▸ PROBLEM
Reproduce all of the data word for word.

▸ DATA SUPPLIED
━━━━━━━━━━━━━━━━

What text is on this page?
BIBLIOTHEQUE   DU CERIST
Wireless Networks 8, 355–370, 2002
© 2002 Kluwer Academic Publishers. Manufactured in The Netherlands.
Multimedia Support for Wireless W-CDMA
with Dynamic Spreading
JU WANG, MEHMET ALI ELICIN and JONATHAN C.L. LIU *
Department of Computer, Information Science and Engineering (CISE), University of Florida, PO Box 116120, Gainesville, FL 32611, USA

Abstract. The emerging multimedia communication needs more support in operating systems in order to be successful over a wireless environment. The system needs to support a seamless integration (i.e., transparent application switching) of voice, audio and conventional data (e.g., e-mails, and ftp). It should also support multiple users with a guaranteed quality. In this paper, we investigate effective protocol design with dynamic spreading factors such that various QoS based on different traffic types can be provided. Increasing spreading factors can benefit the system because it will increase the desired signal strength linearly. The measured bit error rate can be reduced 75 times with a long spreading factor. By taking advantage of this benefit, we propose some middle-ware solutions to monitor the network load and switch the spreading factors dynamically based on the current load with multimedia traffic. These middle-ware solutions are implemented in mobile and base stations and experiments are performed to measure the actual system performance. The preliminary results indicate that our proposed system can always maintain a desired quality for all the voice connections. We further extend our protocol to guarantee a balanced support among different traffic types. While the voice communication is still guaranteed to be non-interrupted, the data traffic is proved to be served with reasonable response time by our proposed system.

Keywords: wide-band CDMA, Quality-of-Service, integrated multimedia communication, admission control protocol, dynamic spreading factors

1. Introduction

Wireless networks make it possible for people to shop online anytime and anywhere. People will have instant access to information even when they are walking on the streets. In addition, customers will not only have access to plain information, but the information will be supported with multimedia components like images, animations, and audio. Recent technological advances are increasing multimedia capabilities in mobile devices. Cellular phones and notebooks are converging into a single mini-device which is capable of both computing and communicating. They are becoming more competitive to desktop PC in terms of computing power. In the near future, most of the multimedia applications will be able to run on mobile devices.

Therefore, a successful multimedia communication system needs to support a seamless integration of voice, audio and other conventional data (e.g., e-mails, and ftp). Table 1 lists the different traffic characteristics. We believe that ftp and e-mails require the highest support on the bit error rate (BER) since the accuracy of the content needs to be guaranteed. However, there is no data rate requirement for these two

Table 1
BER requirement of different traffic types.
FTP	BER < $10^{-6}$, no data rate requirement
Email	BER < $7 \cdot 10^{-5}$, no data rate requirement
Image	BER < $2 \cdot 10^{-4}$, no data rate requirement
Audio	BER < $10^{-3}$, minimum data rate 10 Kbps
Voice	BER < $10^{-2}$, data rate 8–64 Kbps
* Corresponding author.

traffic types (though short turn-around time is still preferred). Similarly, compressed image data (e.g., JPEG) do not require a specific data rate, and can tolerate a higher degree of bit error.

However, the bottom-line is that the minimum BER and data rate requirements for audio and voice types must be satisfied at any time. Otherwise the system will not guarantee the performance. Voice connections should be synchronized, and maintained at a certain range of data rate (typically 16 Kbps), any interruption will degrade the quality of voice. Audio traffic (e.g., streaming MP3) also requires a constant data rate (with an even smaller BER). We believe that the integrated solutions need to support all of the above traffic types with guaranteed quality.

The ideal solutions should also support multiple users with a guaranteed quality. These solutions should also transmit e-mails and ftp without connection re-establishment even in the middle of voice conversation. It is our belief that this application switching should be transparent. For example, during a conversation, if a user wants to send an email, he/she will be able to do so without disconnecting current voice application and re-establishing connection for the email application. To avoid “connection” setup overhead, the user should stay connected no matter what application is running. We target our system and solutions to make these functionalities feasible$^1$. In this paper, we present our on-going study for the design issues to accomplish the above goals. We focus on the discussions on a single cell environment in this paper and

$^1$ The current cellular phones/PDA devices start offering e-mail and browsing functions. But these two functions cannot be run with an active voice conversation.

━━━━━━━━━━━━━━━━

▸ SOLUTION TO THIS EXERCISE
What text is on this page?
BIBLIOTHEQUE   DU CERIST
Wireless Networks 8, 355–370, 2002
© 2002 Kluwer Academic Publishers. Manufactured in The Netherlands.
Multimedia Support for Wireless W-CDMA
with Dynamic Spreading
JU WANG, MEHMET ALI ELICIN and JONATHAN C.L. LIU *
Department of Computer, Information Science and Engineering (CISE), University of Florida, PO Box 116120, Gainesville, FL 32611, USA

Abstract. The emerging multimedia communication needs more support in operating systems in order to be successful over a wireless environment. The system needs to support a seamless integration (i.e., transparent application switching) of voice, audio and conventional data (e.g., e-mails, and ftp). It should also support multiple users with a guaranteed quality. In this paper, we investigate effective protocol design with dynamic spreading factors such that various QoS based on different traffic types can be provided. Increasing spreading factors can benefit the system because it will increase the desired signal strength linearly. The measured bit error rate can be reduced 75 times with a long spreading factor. By taking advantage of this benefit, we propose some middle-ware solutions to monitor the network load and switch the spreading factors dynamically based on the current load with multimedia traffic. These middle-ware solutions are implemented in mobile and base stations and experiments are performed to measure the actual system performance. The preliminary results indicate that our proposed system can always maintain a desired quality for all the voice connections. We further extend our protocol to guarantee a balanced support among different traffic types. While the voice communication is still guaranteed to be non-interrupted, the data traffic is proved to be served with reasonable response time by our proposed system.

Keywords: wide-band CDMA, Quality-of-Service, integrated multimedia communication, admission control protocol, dynamic spreading factors

1. Introduction

Wireless networks make it possible for people to shop online anytime and anywhere. People will have instant access to information even when they are walking on the streets. In addition, customers will not only have access to plain information, but the information will be supported with multimedia components like images, animations, and audio. Recent technological advances are increasing multimedia capabilities in mobile devices. Cellular phones and notebooks are converging into a single mini-device which is capable of both computing and communicating. They are becoming more competitive to desktop PC in terms of computing power. In the near future, most of the multimedia applications will be able to run on mobile devices.

Therefore, a successful multimedia communication system needs to support a seamless integration of voice, audio and other conventional data (e.g., e-mails, and ftp). Table 1 lists the different traffic characteristics. We believe that ftp and e-mails require the highest support on the bit error rate (BER) since the accuracy of the content needs to be guaranteed. However, there is no data rate requirement for these two

Table 1
BER requirement of different traffic types.
FTP	BER < $10^{-6}$, no data rate requirement
Email	BER < $7 \cdot 10^{-5}$, no data rate requirement
Image	BER < $2 \cdot 10^{-4}$, no data rate requirement
Audio	BER < $10^{-3}$, minimum data rate 10 Kbps
Voice	BER < $10^{-2}$, data rate 8–64 Kbps
* Corresponding author.

traffic types (though short turn-around time is still preferred). Similarly, compressed image data (e.g., JPEG) do not require a specific data rate, and can tolerate a higher degree of bit error.

However, the bottom-line is that the minimum BER and data rate requirements for audio and voice types must be satisfied at any time. Otherwise the system will not guarantee the performance. Voice connections should be synchronized, and maintained at a certain range of data rate (typically 16 Kbps), any interruption will degrade the quality of voice. Audio traffic (e.g., streaming MP3) also requires a constant data rate (with an even smaller BER). We believe that the integrated solutions need to support all of the above traffic types with guaranteed quality.

The ideal solutions should also support multiple users with a guaranteed quality. These solutions should also transmit e-mails and ftp without connection re-establishment even in the middle of voice conversation. It is our belief that this application switching should be transparent. For example, during a conversation, if a user wants to send an email, he/she will be able to do so without disconnecting current voice application and re-establishing connection for the email application. To avoid “connection” setup overhead, the user should stay connected no matter what application is running. We target our system and solutions to make these functionalities feasible$^1$. In this paper, we present our on-going study for the design issues to accomplish the above goals. We focus on the discussions on a single cell environment in this paper and

$^1$ The current cellular phones/PDA devices start offering e-mail and browsing functions. But these two functions cannot be run with an active voice conversation.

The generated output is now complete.